◆ **Task directions**
Recast every line of the rows below as a Markdown table with the columns No. and Row line, numbering the lines in order. Skip blank lines and leave the pictures out.

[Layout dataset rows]
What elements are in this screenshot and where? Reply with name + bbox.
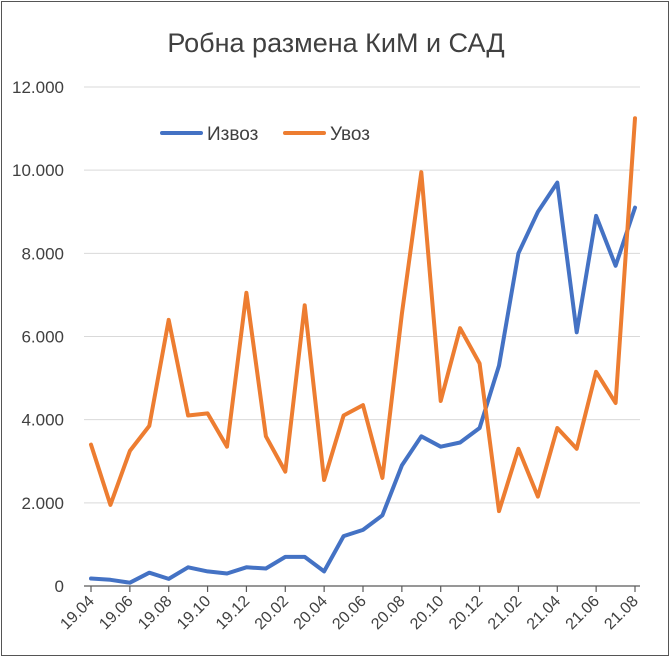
- x-tick-label: 20.04: [291, 593, 331, 633]
- chart-title: Робна размена КиМ и САД: [167, 28, 504, 58]
- x-tick-label: 19.08: [135, 593, 175, 633]
- y-tick-labels: 0 2.000 4.000 6.000 8.000 10.000 12.000: [12, 78, 64, 596]
- y-tick-label: 4.000: [21, 411, 64, 430]
- x-tick-label: 20.06: [329, 593, 369, 633]
- y-tick-label: 12.000: [12, 78, 64, 97]
- x-tick-label: 20.02: [252, 593, 292, 633]
- y-tick-label: 6.000: [21, 328, 64, 347]
- x-tick-label: 19.04: [57, 593, 97, 633]
- y-tick-label: 10.000: [12, 161, 64, 180]
- y-tick-label: 8.000: [21, 244, 64, 263]
- x-tick-label: 20.12: [446, 593, 486, 633]
- series-lines: [89, 116, 637, 585]
- series-line-izvoz: [89, 180, 637, 585]
- legend: Извоз Увоз: [160, 124, 370, 145]
- y-tick-label: 2.000: [21, 494, 64, 513]
- x-tick-label: 21.08: [601, 593, 641, 633]
- x-tick-labels: 19.0419.0619.0819.1019.1220.0220.0420.06…: [57, 586, 642, 633]
- x-tick-label: 19.06: [96, 593, 136, 633]
- x-tick-label: 20.08: [368, 593, 408, 633]
- x-tick-label: 21.02: [485, 593, 525, 633]
- legend-label-uvoz: Увоз: [330, 124, 370, 145]
- x-tick-label: 20.10: [407, 593, 447, 633]
- x-tick-label: 21.06: [563, 593, 603, 633]
- x-tick-label: 19.12: [213, 593, 253, 633]
- grid-lines: [84, 86, 640, 504]
- y-tick-label: 0: [55, 577, 64, 596]
- legend-label-izvoz: Извоз: [207, 124, 258, 145]
- x-tick-label: 19.10: [174, 593, 214, 633]
- series-line-uvoz: [89, 116, 637, 514]
- x-tick-label: 21.04: [524, 593, 564, 633]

◆ **Solution to this exercise**
| No. | Row line |
|---|---|
| 1 | What elements are in this screenshot and where? Reply with name + bbox. |
| 2 | - x-tick-label: 20.04: [291, 593, 331, 633] |
| 3 | - chart-title: Робна размена КиМ и САД: [167, 28, 504, 58] |
| 4 | - x-tick-label: 19.08: [135, 593, 175, 633] |
| 5 | - y-tick-labels: 0 2.000 4.000 6.000 8.000 10.000 12.000: [12, 78, 64, 596] |
| 6 | - y-tick-label: 4.000: [21, 411, 64, 430] |
| 7 | - x-tick-label: 20.06: [329, 593, 369, 633] |
| 8 | - y-tick-label: 12.000: [12, 78, 64, 97] |
| 9 | - x-tick-label: 20.02: [252, 593, 292, 633] |
| 10 | - y-tick-label: 6.000: [21, 328, 64, 347] |
| 11 | - x-tick-label: 19.04: [57, 593, 97, 633] |
| 12 | - y-tick-label: 10.000: [12, 161, 64, 180] |
| 13 | - y-tick-label: 8.000: [21, 244, 64, 263] |
| 14 | - x-tick-label: 20.12: [446, 593, 486, 633] |
| 15 | - series-lines: [89, 116, 637, 585] |
| 16 | - series-line-izvoz: [89, 180, 637, 585] |
| 17 | - legend: Извоз Увоз: [160, 124, 370, 145] |
| 18 | - y-tick-label: 2.000: [21, 494, 64, 513] |
| 19 | - x-tick-label: 21.08: [601, 593, 641, 633] |
| 20 | - x-tick-labels: 19.0419.0619.0819.1019.1220.0220.0420.06…: [57, 586, 642, 633] |
| 21 | - x-tick-label: 19.06: [96, 593, 136, 633] |
| 22 | - x-tick-label: 20.08: [368, 593, 408, 633] |
| 23 | - x-tick-label: 21.02: [485, 593, 525, 633] |
| 24 | - legend-label-uvoz: Увоз: [330, 124, 370, 145] |
| 25 | - x-tick-label: 20.10: [407, 593, 447, 633] |
| 26 | - x-tick-label: 21.06: [563, 593, 603, 633] |
| 27 | - x-tick-label: 19.12: [213, 593, 253, 633] |
| 28 | - grid-lines: [84, 86, 640, 504] |
| 29 | - y-tick-label: 0: [55, 577, 64, 596] |
| 30 | - legend-label-izvoz: Извоз: [207, 124, 258, 145] |
| 31 | - x-tick-label: 19.10: [174, 593, 214, 633] |
| 32 | - series-line-uvoz: [89, 116, 637, 514] |
| 33 | - x-tick-label: 21.04: [524, 593, 564, 633] |